▶ _Work to complete_
Format the items between the line containing "836, 122, 860]" and the line containing "footer-note-line2: of the", inclusive, as a numbered list, leaving out any blank lines.

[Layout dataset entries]

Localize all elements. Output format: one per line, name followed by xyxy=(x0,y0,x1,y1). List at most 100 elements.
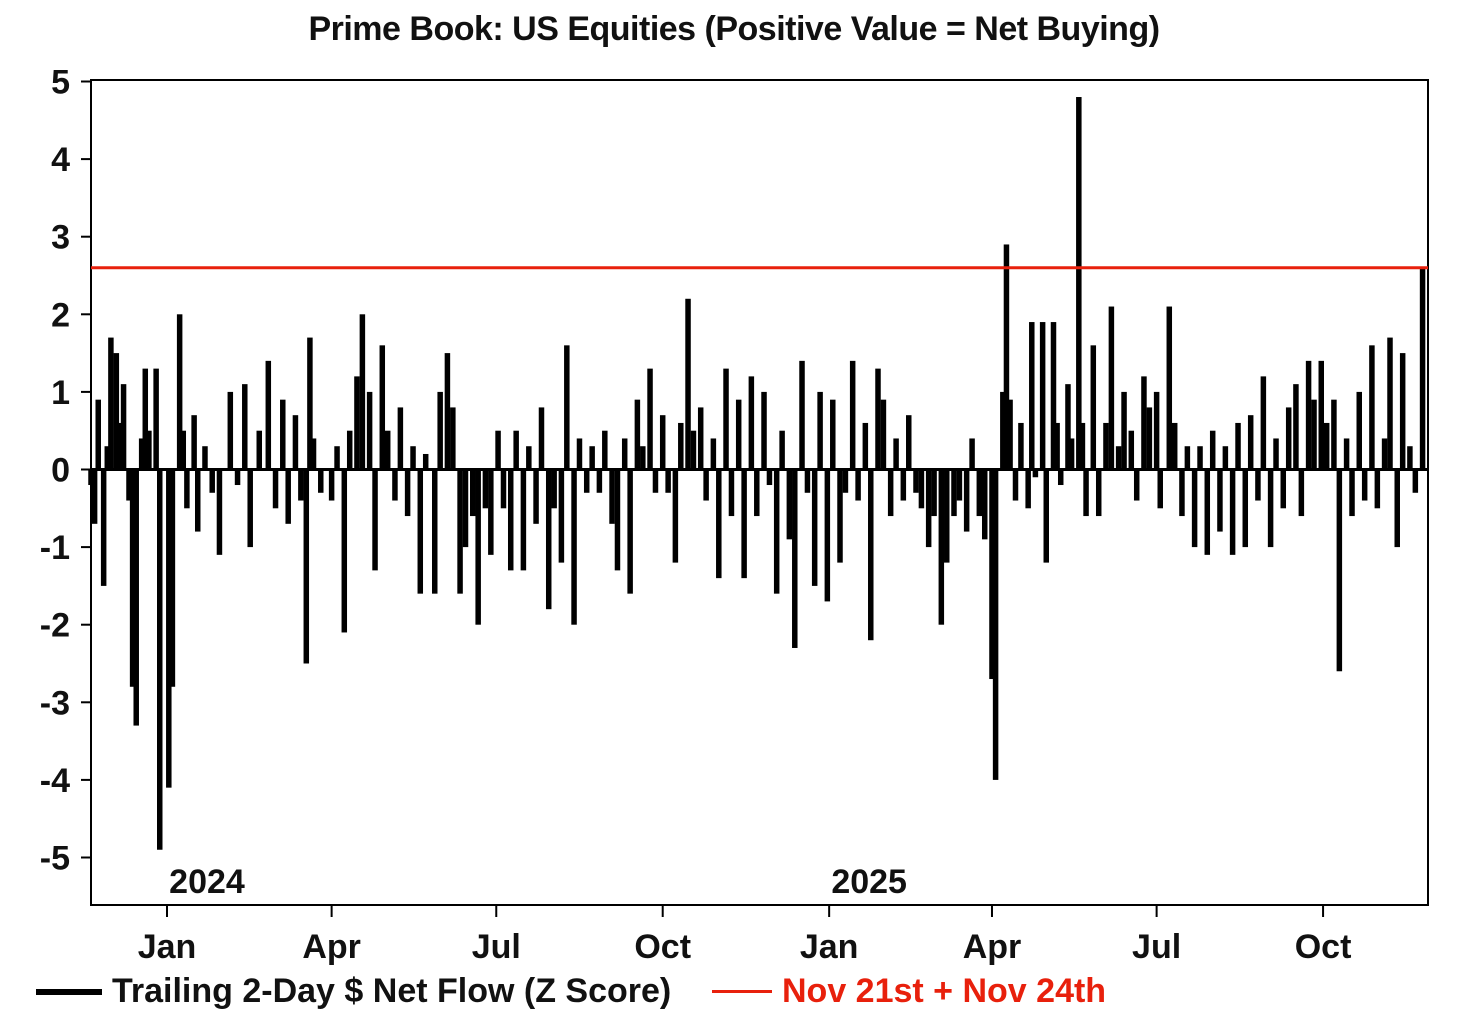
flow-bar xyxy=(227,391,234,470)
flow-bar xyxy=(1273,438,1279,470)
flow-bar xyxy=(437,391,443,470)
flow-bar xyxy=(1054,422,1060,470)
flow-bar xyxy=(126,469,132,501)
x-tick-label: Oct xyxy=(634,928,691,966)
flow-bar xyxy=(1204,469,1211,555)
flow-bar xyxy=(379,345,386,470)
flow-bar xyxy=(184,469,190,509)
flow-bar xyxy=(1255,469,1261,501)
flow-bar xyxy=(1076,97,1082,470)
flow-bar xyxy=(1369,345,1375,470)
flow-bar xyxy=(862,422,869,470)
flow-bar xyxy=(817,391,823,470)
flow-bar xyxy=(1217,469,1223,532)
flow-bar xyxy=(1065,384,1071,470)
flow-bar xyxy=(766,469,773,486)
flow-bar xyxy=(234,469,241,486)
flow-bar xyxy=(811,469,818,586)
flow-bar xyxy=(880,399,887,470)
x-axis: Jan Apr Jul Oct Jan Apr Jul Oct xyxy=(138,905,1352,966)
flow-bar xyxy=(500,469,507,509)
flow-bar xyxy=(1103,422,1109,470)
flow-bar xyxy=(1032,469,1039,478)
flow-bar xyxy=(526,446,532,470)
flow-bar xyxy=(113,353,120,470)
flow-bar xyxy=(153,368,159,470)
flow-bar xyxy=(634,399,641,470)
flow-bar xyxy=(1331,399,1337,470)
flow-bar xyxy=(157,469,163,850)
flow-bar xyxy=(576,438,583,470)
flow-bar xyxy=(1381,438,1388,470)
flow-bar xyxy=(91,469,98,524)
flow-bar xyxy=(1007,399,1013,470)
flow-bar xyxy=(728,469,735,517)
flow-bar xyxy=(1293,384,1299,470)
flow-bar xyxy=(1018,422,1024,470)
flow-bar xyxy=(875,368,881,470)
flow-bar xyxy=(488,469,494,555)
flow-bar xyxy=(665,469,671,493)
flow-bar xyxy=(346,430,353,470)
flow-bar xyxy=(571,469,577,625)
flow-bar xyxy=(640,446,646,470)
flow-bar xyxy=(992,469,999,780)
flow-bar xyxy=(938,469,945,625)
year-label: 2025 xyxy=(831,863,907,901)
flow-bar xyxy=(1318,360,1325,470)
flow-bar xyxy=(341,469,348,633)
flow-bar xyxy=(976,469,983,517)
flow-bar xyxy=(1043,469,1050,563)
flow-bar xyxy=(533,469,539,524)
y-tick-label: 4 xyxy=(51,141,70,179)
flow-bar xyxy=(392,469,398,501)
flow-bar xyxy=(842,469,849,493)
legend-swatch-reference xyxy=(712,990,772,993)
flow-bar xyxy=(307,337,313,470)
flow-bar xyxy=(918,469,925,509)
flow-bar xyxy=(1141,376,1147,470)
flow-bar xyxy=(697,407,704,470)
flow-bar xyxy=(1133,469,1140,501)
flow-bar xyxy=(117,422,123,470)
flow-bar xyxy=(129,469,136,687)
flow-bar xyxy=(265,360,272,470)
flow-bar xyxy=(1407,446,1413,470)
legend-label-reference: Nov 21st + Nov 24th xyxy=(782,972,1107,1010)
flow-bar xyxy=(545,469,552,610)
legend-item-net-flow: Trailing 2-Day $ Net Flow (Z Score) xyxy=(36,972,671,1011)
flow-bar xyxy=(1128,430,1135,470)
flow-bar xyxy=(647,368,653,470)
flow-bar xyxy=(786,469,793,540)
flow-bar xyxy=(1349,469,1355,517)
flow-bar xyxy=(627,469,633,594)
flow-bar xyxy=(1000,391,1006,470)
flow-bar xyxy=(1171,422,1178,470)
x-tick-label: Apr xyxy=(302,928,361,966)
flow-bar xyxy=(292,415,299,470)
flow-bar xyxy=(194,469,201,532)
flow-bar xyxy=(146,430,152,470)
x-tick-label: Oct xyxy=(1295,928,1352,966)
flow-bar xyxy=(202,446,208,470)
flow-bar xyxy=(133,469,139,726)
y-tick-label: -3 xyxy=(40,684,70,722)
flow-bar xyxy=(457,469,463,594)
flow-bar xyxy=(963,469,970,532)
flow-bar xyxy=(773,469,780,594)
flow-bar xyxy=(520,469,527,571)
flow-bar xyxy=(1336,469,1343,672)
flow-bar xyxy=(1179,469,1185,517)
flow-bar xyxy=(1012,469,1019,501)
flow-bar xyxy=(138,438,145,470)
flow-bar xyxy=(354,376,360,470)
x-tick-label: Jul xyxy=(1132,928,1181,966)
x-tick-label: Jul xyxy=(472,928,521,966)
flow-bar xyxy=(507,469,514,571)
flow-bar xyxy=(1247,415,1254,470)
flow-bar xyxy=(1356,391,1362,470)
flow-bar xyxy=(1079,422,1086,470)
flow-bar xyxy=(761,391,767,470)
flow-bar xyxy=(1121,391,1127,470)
* * *
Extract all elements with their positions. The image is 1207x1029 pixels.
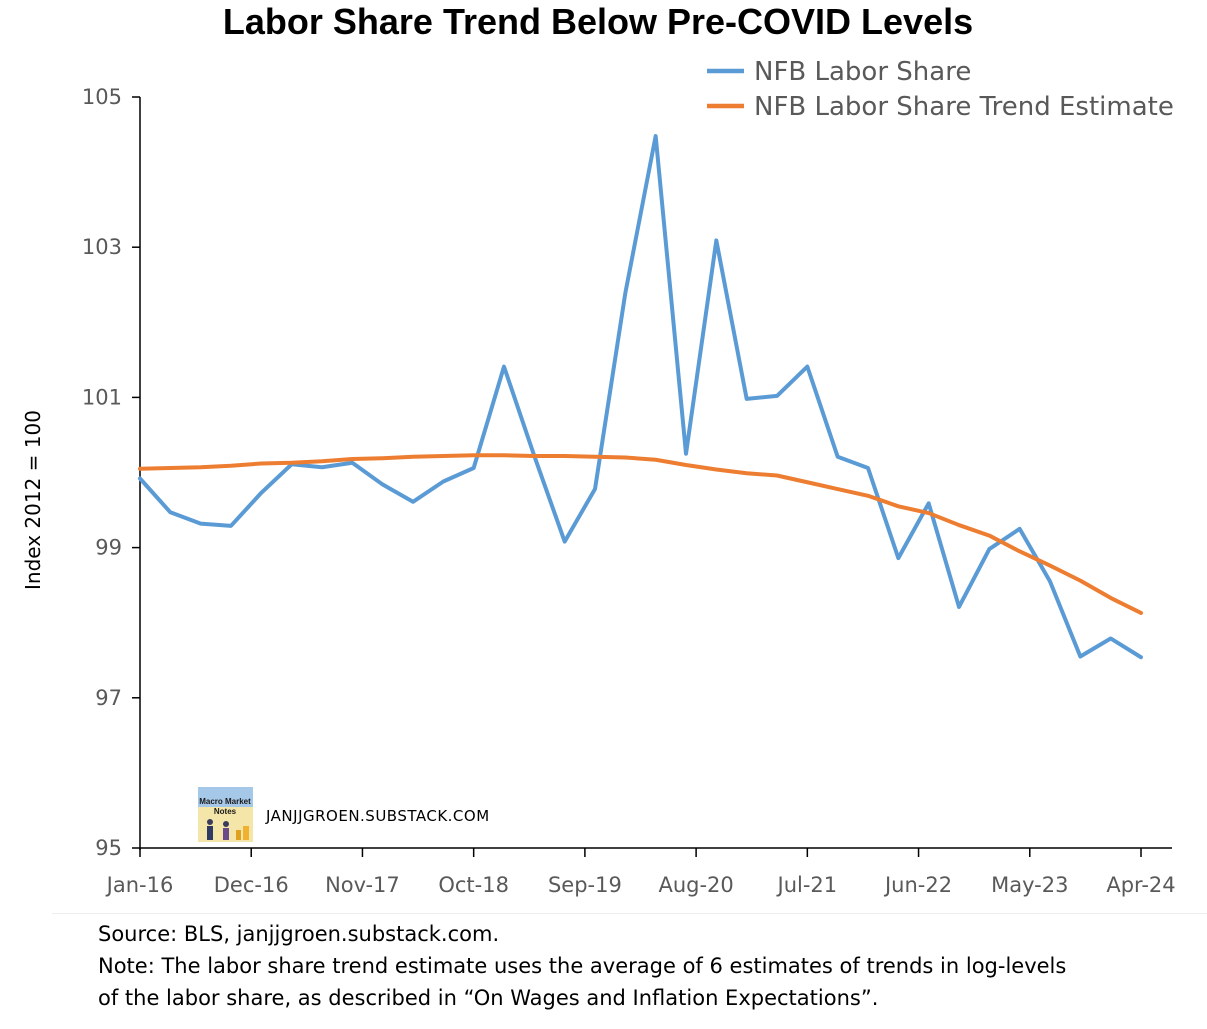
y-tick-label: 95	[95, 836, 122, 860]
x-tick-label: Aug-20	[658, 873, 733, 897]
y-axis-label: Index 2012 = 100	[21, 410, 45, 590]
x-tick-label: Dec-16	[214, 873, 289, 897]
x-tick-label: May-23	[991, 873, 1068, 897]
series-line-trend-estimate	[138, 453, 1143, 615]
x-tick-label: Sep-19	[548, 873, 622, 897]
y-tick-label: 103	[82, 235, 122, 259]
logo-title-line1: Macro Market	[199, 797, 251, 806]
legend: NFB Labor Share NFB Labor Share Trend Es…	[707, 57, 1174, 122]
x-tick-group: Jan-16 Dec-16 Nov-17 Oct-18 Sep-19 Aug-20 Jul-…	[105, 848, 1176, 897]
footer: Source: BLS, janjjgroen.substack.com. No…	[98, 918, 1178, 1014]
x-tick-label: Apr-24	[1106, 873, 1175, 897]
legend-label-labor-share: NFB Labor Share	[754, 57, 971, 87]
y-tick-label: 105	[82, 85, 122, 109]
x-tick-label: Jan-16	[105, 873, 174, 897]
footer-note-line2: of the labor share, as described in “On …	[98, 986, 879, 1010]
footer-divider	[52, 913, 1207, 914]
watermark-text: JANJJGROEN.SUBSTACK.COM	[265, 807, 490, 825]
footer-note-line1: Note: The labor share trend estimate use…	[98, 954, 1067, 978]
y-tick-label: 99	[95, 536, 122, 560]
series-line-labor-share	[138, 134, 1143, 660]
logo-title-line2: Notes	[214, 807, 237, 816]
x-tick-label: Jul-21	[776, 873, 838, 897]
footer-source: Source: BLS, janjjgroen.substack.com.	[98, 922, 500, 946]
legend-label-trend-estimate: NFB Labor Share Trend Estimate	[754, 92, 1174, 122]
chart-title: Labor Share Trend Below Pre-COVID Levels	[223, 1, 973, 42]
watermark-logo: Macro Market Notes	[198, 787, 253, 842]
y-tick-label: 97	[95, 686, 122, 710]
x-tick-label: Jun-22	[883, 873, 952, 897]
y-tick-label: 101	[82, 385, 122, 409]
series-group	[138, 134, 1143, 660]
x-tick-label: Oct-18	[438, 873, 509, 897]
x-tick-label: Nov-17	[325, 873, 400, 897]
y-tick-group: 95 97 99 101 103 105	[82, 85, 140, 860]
---
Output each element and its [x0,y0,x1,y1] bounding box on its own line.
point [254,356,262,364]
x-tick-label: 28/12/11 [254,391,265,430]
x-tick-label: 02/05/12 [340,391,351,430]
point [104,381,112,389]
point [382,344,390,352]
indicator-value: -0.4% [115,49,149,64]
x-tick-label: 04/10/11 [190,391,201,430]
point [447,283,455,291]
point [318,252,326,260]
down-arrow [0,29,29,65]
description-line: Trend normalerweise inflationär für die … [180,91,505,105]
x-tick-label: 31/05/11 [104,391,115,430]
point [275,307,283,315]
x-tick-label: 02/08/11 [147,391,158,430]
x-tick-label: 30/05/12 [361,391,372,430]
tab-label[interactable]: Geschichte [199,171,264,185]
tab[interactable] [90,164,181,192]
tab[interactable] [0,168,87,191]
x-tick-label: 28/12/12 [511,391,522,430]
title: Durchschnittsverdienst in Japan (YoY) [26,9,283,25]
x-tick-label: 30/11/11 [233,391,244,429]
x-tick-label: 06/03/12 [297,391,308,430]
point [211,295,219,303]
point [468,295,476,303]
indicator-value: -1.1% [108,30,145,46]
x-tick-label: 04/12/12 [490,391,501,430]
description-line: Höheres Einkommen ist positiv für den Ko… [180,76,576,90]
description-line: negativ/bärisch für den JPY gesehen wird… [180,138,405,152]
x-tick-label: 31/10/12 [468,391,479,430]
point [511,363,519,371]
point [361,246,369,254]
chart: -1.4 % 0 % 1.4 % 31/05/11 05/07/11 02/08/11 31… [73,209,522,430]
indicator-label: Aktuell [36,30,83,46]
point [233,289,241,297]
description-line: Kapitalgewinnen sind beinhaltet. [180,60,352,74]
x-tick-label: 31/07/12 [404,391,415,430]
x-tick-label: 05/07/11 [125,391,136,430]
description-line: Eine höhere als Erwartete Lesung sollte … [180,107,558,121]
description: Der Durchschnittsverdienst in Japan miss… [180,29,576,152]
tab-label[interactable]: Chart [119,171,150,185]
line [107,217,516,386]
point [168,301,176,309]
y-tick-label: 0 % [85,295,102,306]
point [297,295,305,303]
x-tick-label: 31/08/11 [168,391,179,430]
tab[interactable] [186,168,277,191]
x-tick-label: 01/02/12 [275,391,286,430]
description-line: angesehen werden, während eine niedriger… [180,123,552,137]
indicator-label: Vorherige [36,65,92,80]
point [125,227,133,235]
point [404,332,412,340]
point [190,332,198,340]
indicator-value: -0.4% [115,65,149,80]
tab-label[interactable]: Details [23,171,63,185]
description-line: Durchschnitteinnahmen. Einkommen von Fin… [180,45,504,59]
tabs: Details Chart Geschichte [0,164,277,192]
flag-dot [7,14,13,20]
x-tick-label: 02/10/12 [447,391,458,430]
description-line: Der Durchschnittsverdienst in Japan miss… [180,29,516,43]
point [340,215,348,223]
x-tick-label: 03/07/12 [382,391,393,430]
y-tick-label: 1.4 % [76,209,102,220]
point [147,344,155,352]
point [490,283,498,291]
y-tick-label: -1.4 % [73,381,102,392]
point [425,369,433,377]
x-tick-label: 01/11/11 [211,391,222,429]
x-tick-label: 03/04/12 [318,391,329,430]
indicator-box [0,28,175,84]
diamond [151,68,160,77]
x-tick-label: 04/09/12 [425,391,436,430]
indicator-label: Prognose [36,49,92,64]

▶ _Complete response_
1. y-tick-label: 95	[95, 836, 122, 860]
2. x-tick-label: Aug-20	[658, 873, 733, 897]
3. y-axis-label: Index 2012 = 100	[21, 410, 45, 590]
4. x-tick-label: Dec-16	[214, 873, 289, 897]
5. x-tick-label: May-23	[991, 873, 1068, 897]
6. series-line-trend-estimate	[138, 453, 1143, 615]
7. x-tick-label: Sep-19	[548, 873, 622, 897]
8. y-tick-label: 103	[82, 235, 122, 259]
9. logo-title-line1: Macro Market	[199, 797, 251, 806]
10. legend: NFB Labor Share NFB Labor Share Trend Es…	[707, 57, 1174, 122]
11. x-tick-group: Jan-16 Dec-16 Nov-17 Oct-18 Sep-19 Aug-20 Jul-…	[105, 848, 1176, 897]
12. footer: Source: BLS, janjjgroen.substack.com. No…	[98, 918, 1178, 1014]
13. x-tick-label: Apr-24	[1106, 873, 1175, 897]
14. legend-label-labor-share: NFB Labor Share	[754, 57, 971, 87]
15. y-tick-label: 105	[82, 85, 122, 109]
16. x-tick-label: Jan-16	[105, 873, 174, 897]
17. footer-note-line2: of the labor share, as described in “On …	[98, 986, 879, 1010]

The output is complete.